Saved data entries
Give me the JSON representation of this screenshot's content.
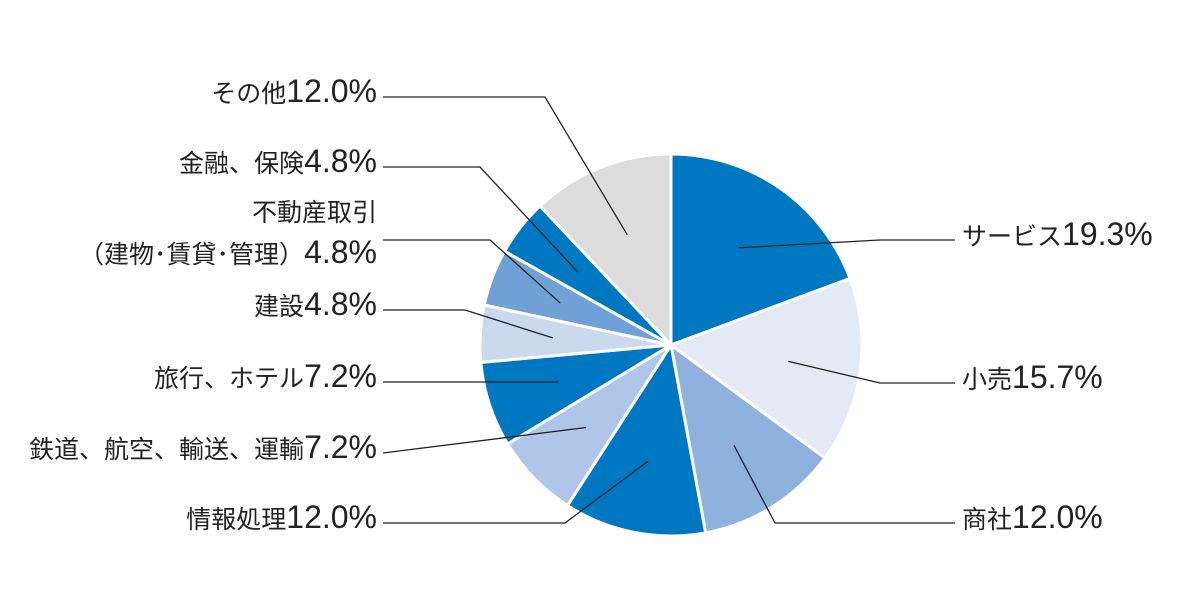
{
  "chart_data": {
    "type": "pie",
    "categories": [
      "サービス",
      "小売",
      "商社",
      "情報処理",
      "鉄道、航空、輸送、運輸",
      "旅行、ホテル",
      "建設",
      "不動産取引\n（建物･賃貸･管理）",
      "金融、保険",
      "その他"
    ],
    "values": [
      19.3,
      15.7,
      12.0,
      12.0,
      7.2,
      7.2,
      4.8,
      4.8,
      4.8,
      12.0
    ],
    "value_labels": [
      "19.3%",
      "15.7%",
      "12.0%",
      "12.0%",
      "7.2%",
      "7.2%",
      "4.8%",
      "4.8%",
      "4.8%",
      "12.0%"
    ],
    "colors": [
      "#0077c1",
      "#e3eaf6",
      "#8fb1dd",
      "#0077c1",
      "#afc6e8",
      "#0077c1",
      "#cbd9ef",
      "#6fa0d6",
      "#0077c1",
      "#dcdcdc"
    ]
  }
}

**EXERCISE**
Give the entries again word for word, but skip the pictures.

**EXPECTED ANSWER**
Give me the JSON representation of this screenshot's content.
{
  "chart_data": {
    "type": "pie",
    "categories": [
      "サービス",
      "小売",
      "商社",
      "情報処理",
      "鉄道、航空、輸送、運輸",
      "旅行、ホテル",
      "建設",
      "不動産取引\n（建物･賃貸･管理）",
      "金融、保険",
      "その他"
    ],
    "values": [
      19.3,
      15.7,
      12.0,
      12.0,
      7.2,
      7.2,
      4.8,
      4.8,
      4.8,
      12.0
    ],
    "value_labels": [
      "19.3%",
      "15.7%",
      "12.0%",
      "12.0%",
      "7.2%",
      "7.2%",
      "4.8%",
      "4.8%",
      "4.8%",
      "12.0%"
    ],
    "colors": [
      "#0077c1",
      "#e3eaf6",
      "#8fb1dd",
      "#0077c1",
      "#afc6e8",
      "#0077c1",
      "#cbd9ef",
      "#6fa0d6",
      "#0077c1",
      "#dcdcdc"
    ]
  }
}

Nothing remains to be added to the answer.